[DATA RECORDS start]

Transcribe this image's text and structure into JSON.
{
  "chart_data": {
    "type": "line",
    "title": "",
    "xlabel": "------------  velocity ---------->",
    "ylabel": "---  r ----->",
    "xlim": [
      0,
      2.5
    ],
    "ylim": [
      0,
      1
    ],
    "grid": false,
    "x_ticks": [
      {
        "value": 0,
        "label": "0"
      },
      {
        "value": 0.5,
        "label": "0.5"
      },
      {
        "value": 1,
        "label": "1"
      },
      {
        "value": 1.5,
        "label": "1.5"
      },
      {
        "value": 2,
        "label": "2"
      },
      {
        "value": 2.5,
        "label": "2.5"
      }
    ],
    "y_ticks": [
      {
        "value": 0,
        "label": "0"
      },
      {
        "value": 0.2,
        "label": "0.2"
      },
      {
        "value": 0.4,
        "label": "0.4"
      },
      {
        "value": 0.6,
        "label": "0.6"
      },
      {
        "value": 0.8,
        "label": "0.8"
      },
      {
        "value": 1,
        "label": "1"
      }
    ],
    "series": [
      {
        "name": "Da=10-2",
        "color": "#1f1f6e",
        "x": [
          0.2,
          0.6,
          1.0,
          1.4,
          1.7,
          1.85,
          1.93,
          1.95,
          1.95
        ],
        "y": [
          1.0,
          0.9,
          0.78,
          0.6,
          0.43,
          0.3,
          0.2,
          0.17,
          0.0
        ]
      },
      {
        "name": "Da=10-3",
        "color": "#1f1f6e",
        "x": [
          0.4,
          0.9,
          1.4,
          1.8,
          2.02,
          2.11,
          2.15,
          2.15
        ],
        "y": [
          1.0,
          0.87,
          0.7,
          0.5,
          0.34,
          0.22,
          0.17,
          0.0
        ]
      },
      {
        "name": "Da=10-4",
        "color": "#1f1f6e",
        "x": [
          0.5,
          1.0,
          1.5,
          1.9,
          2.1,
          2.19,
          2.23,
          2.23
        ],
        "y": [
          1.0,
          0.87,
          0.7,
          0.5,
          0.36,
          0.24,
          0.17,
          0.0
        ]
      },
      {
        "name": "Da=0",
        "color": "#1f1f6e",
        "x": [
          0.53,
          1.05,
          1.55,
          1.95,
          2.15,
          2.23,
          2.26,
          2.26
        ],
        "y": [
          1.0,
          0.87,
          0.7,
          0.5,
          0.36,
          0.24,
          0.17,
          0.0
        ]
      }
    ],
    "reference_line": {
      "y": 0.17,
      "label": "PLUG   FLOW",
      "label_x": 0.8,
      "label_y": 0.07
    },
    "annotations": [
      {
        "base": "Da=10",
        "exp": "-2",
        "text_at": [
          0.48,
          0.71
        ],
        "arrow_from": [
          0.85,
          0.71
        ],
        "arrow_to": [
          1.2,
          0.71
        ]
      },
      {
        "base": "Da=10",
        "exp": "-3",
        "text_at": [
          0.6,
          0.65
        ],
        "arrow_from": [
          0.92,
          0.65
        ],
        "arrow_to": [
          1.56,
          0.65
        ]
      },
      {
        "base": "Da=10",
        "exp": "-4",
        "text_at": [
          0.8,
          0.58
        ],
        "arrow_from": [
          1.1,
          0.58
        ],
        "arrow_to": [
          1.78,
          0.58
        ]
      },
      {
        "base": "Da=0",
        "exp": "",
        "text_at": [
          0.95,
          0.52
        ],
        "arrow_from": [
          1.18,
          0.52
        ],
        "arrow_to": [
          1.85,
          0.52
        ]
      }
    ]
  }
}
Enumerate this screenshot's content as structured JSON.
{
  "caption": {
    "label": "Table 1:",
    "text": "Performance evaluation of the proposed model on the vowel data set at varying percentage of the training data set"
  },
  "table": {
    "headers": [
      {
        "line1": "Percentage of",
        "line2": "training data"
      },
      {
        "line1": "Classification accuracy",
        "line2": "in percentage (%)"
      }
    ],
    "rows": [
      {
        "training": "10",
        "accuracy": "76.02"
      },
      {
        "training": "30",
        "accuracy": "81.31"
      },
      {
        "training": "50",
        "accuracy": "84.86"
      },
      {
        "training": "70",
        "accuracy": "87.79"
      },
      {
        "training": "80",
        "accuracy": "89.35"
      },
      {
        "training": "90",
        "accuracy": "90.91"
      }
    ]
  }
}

[DATA RECORDS end]

→ **YOUR INSTRUCTIONS**
Print again each line of the listing above, exactly as it appears.

→ **THE COMPLETED TASK**
Transcribe this image's text and structure into JSON.
{
  "chart_data": {
    "type": "line",
    "title": "",
    "xlabel": "------------  velocity ---------->",
    "ylabel": "---  r ----->",
    "xlim": [
      0,
      2.5
    ],
    "ylim": [
      0,
      1
    ],
    "grid": false,
    "x_ticks": [
      {
        "value": 0,
        "label": "0"
      },
      {
        "value": 0.5,
        "label": "0.5"
      },
      {
        "value": 1,
        "label": "1"
      },
      {
        "value": 1.5,
        "label": "1.5"
      },
      {
        "value": 2,
        "label": "2"
      },
      {
        "value": 2.5,
        "label": "2.5"
      }
    ],
    "y_ticks": [
      {
        "value": 0,
        "label": "0"
      },
      {
        "value": 0.2,
        "label": "0.2"
      },
      {
        "value": 0.4,
        "label": "0.4"
      },
      {
        "value": 0.6,
        "label": "0.6"
      },
      {
        "value": 0.8,
        "label": "0.8"
      },
      {
        "value": 1,
        "label": "1"
      }
    ],
    "series": [
      {
        "name": "Da=10-2",
        "color": "#1f1f6e",
        "x": [
          0.2,
          0.6,
          1.0,
          1.4,
          1.7,
          1.85,
          1.93,
          1.95,
          1.95
        ],
        "y": [
          1.0,
          0.9,
          0.78,
          0.6,
          0.43,
          0.3,
          0.2,
          0.17,
          0.0
        ]
      },
      {
        "name": "Da=10-3",
        "color": "#1f1f6e",
        "x": [
          0.4,
          0.9,
          1.4,
          1.8,
          2.02,
          2.11,
          2.15,
          2.15
        ],
        "y": [
          1.0,
          0.87,
          0.7,
          0.5,
          0.34,
          0.22,
          0.17,
          0.0
        ]
      },
      {
        "name": "Da=10-4",
        "color": "#1f1f6e",
        "x": [
          0.5,
          1.0,
          1.5,
          1.9,
          2.1,
          2.19,
          2.23,
          2.23
        ],
        "y": [
          1.0,
          0.87,
          0.7,
          0.5,
          0.36,
          0.24,
          0.17,
          0.0
        ]
      },
      {
        "name": "Da=0",
        "color": "#1f1f6e",
        "x": [
          0.53,
          1.05,
          1.55,
          1.95,
          2.15,
          2.23,
          2.26,
          2.26
        ],
        "y": [
          1.0,
          0.87,
          0.7,
          0.5,
          0.36,
          0.24,
          0.17,
          0.0
        ]
      }
    ],
    "reference_line": {
      "y": 0.17,
      "label": "PLUG   FLOW",
      "label_x": 0.8,
      "label_y": 0.07
    },
    "annotations": [
      {
        "base": "Da=10",
        "exp": "-2",
        "text_at": [
          0.48,
          0.71
        ],
        "arrow_from": [
          0.85,
          0.71
        ],
        "arrow_to": [
          1.2,
          0.71
        ]
      },
      {
        "base": "Da=10",
        "exp": "-3",
        "text_at": [
          0.6,
          0.65
        ],
        "arrow_from": [
          0.92,
          0.65
        ],
        "arrow_to": [
          1.56,
          0.65
        ]
      },
      {
        "base": "Da=10",
        "exp": "-4",
        "text_at": [
          0.8,
          0.58
        ],
        "arrow_from": [
          1.1,
          0.58
        ],
        "arrow_to": [
          1.78,
          0.58
        ]
      },
      {
        "base": "Da=0",
        "exp": "",
        "text_at": [
          0.95,
          0.52
        ],
        "arrow_from": [
          1.18,
          0.52
        ],
        "arrow_to": [
          1.85,
          0.52
        ]
      }
    ]
  }
}
Enumerate this screenshot's content as structured JSON.
{
  "caption": {
    "label": "Table 1:",
    "text": "Performance evaluation of the proposed model on the vowel data set at varying percentage of the training data set"
  },
  "table": {
    "headers": [
      {
        "line1": "Percentage of",
        "line2": "training data"
      },
      {
        "line1": "Classification accuracy",
        "line2": "in percentage (%)"
      }
    ],
    "rows": [
      {
        "training": "10",
        "accuracy": "76.02"
      },
      {
        "training": "30",
        "accuracy": "81.31"
      },
      {
        "training": "50",
        "accuracy": "84.86"
      },
      {
        "training": "70",
        "accuracy": "87.79"
      },
      {
        "training": "80",
        "accuracy": "89.35"
      },
      {
        "training": "90",
        "accuracy": "90.91"
      }
    ]
  }
}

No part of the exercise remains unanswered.